◆ **Task description**
Search the material for the string "JSON", then report how many lines hold it, with no other text.

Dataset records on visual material
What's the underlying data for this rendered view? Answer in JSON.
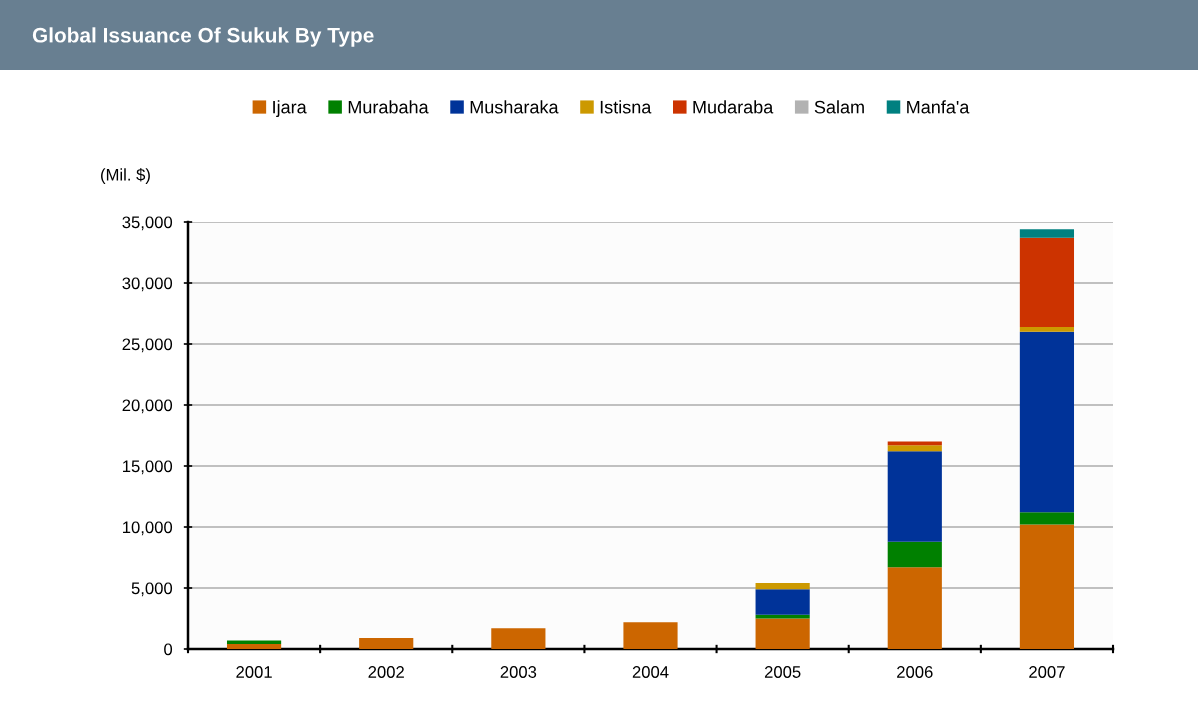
{
  "chart_data": {
    "type": "bar",
    "title": "Global Issuance Of Sukuk By Type",
    "ylabel": "(Mil. $)",
    "categories": [
      "2001",
      "2002",
      "2003",
      "2004",
      "2005",
      "2006",
      "2007"
    ],
    "stacked": true,
    "series": [
      {
        "name": "Ijara",
        "color": "#cc6600",
        "values": [
          400,
          900,
          1700,
          2200,
          2500,
          6700,
          10200
        ]
      },
      {
        "name": "Murabaha",
        "color": "#008000",
        "values": [
          300,
          null,
          null,
          null,
          300,
          2100,
          1000
        ]
      },
      {
        "name": "Musharaka",
        "color": "#003399",
        "values": [
          null,
          null,
          null,
          null,
          2100,
          7400,
          14800
        ]
      },
      {
        "name": "Istisna",
        "color": "#cc9900",
        "values": [
          null,
          null,
          null,
          null,
          500,
          500,
          400
        ]
      },
      {
        "name": "Mudaraba",
        "color": "#cc3300",
        "values": [
          null,
          null,
          null,
          null,
          null,
          300,
          7300
        ]
      },
      {
        "name": "Salam",
        "color": "#b2b2b2",
        "values": [
          null,
          null,
          null,
          null,
          null,
          null,
          null
        ]
      },
      {
        "name": "Manfa'a",
        "color": "#008080",
        "values": [
          null,
          null,
          null,
          null,
          null,
          null,
          700
        ]
      }
    ],
    "ylim": [
      0,
      35000
    ],
    "yticks": [
      {
        "value": 0,
        "label": "0"
      },
      {
        "value": 5000,
        "label": "5,000"
      },
      {
        "value": 10000,
        "label": "10,000"
      },
      {
        "value": 15000,
        "label": "15,000"
      },
      {
        "value": 20000,
        "label": "20,000"
      },
      {
        "value": 25000,
        "label": "25,000"
      },
      {
        "value": 30000,
        "label": "30,000"
      },
      {
        "value": 35000,
        "label": "35,000"
      }
    ],
    "grid": "y",
    "legend": "top"
  }
}
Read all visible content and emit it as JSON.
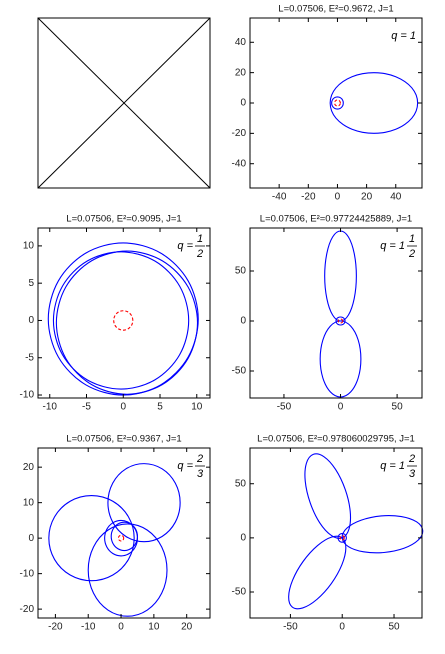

◆ **Solution to the problem**
2